* Data entries

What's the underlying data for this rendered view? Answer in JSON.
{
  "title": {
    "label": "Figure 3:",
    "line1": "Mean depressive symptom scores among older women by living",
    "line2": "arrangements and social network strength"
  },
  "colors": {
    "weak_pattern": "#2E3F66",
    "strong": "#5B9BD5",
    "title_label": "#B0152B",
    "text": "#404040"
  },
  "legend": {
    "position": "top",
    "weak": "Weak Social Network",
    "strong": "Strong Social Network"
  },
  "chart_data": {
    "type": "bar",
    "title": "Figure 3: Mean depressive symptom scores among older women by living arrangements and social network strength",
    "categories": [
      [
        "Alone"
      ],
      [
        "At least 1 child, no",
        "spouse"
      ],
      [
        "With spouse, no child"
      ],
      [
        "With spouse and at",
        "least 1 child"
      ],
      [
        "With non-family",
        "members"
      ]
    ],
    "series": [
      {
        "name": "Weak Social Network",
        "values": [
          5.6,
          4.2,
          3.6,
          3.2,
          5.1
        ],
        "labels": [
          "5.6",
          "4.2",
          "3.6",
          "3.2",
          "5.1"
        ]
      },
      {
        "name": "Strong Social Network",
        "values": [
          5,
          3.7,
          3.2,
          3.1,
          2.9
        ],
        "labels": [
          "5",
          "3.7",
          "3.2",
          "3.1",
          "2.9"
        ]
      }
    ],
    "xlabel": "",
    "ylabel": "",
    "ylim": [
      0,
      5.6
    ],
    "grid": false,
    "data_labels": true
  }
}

* Task brief
Output the data above exactly, please, line for line.

* Final result
What's the underlying data for this rendered view? Answer in JSON.
{
  "title": {
    "label": "Figure 3:",
    "line1": "Mean depressive symptom scores among older women by living",
    "line2": "arrangements and social network strength"
  },
  "colors": {
    "weak_pattern": "#2E3F66",
    "strong": "#5B9BD5",
    "title_label": "#B0152B",
    "text": "#404040"
  },
  "legend": {
    "position": "top",
    "weak": "Weak Social Network",
    "strong": "Strong Social Network"
  },
  "chart_data": {
    "type": "bar",
    "title": "Figure 3: Mean depressive symptom scores among older women by living arrangements and social network strength",
    "categories": [
      [
        "Alone"
      ],
      [
        "At least 1 child, no",
        "spouse"
      ],
      [
        "With spouse, no child"
      ],
      [
        "With spouse and at",
        "least 1 child"
      ],
      [
        "With non-family",
        "members"
      ]
    ],
    "series": [
      {
        "name": "Weak Social Network",
        "values": [
          5.6,
          4.2,
          3.6,
          3.2,
          5.1
        ],
        "labels": [
          "5.6",
          "4.2",
          "3.6",
          "3.2",
          "5.1"
        ]
      },
      {
        "name": "Strong Social Network",
        "values": [
          5,
          3.7,
          3.2,
          3.1,
          2.9
        ],
        "labels": [
          "5",
          "3.7",
          "3.2",
          "3.1",
          "2.9"
        ]
      }
    ],
    "xlabel": "",
    "ylabel": "",
    "ylim": [
      0,
      5.6
    ],
    "grid": false,
    "data_labels": true
  }
}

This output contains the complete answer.